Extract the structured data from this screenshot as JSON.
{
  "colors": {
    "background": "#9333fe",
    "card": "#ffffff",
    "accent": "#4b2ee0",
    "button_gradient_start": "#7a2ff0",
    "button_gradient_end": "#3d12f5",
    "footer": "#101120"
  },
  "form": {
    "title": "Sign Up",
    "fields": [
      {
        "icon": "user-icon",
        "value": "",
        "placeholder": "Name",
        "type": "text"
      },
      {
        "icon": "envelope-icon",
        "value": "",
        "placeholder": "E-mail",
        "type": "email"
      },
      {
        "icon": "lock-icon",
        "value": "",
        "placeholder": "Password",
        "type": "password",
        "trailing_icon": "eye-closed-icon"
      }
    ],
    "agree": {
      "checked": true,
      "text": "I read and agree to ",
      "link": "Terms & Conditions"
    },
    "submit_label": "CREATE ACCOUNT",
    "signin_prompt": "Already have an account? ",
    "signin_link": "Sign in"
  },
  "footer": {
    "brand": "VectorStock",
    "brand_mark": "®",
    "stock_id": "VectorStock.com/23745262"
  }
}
================
### CHALLENGE:
Identify the lines that hold the word "placeholder". Copy every one of them.

### SOLUTION FOR THIS TASK:
        "placeholder": "Name",
        "placeholder": "E-mail",
        "placeholder": "Password",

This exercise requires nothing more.